start
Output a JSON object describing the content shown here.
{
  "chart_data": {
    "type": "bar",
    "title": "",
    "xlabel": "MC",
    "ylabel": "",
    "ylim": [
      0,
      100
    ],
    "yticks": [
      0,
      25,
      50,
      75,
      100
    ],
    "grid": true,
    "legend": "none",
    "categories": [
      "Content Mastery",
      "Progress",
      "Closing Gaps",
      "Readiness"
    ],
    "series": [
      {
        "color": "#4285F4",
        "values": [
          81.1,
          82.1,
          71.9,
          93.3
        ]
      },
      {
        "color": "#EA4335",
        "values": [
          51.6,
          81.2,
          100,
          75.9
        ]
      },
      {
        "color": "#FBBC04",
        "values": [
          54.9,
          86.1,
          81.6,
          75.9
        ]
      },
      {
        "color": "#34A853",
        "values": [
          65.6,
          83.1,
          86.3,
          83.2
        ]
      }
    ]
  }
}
end
Exercise prompt » Every line above needs to be retyped exactly.

Solution for this exercise »
Output a JSON object describing the content shown here.
{
  "chart_data": {
    "type": "bar",
    "title": "",
    "xlabel": "MC",
    "ylabel": "",
    "ylim": [
      0,
      100
    ],
    "yticks": [
      0,
      25,
      50,
      75,
      100
    ],
    "grid": true,
    "legend": "none",
    "categories": [
      "Content Mastery",
      "Progress",
      "Closing Gaps",
      "Readiness"
    ],
    "series": [
      {
        "color": "#4285F4",
        "values": [
          81.1,
          82.1,
          71.9,
          93.3
        ]
      },
      {
        "color": "#EA4335",
        "values": [
          51.6,
          81.2,
          100,
          75.9
        ]
      },
      {
        "color": "#FBBC04",
        "values": [
          54.9,
          86.1,
          81.6,
          75.9
        ]
      },
      {
        "color": "#34A853",
        "values": [
          65.6,
          83.1,
          86.3,
          83.2
        ]
      }
    ]
  }
}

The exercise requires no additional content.